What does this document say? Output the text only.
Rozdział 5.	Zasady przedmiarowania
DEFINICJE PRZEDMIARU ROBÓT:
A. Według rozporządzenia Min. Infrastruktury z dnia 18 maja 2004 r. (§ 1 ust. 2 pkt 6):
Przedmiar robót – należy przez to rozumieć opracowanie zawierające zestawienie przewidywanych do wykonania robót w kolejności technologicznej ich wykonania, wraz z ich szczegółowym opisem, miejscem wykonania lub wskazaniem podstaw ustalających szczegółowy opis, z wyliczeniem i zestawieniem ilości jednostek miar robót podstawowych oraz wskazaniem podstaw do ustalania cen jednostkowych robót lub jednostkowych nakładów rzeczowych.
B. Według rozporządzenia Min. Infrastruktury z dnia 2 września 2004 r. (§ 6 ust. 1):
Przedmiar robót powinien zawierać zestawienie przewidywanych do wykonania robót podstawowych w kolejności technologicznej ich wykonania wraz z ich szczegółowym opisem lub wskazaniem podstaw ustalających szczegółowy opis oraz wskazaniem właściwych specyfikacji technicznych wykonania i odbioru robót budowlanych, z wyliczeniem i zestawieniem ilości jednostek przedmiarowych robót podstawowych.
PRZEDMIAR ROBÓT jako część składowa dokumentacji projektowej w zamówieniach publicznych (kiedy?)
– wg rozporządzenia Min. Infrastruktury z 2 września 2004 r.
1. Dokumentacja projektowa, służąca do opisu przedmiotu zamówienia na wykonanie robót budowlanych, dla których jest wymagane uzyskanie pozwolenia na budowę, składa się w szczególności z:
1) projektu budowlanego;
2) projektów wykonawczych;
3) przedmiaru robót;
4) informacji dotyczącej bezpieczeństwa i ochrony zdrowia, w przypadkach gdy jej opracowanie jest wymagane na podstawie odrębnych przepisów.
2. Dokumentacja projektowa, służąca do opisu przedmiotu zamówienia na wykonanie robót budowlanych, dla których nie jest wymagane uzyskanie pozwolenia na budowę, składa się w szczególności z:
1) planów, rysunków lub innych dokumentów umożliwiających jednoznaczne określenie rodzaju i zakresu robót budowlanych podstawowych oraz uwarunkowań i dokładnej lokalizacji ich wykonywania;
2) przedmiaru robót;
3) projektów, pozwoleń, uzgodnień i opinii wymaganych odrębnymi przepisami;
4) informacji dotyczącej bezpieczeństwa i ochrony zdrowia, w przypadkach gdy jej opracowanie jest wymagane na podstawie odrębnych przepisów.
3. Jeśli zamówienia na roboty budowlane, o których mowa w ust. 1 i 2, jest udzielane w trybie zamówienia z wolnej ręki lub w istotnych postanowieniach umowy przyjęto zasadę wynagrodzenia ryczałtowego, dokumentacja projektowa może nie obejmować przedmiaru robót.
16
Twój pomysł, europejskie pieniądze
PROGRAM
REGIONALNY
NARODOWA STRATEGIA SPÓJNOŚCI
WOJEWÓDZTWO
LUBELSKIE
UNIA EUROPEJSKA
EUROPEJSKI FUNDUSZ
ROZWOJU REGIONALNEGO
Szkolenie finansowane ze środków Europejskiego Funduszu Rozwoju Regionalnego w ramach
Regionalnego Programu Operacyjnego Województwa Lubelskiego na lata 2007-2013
+++
Prompt: Determine the number of lines in the records that include the string "września", and respond with that number only.

Written solution: 2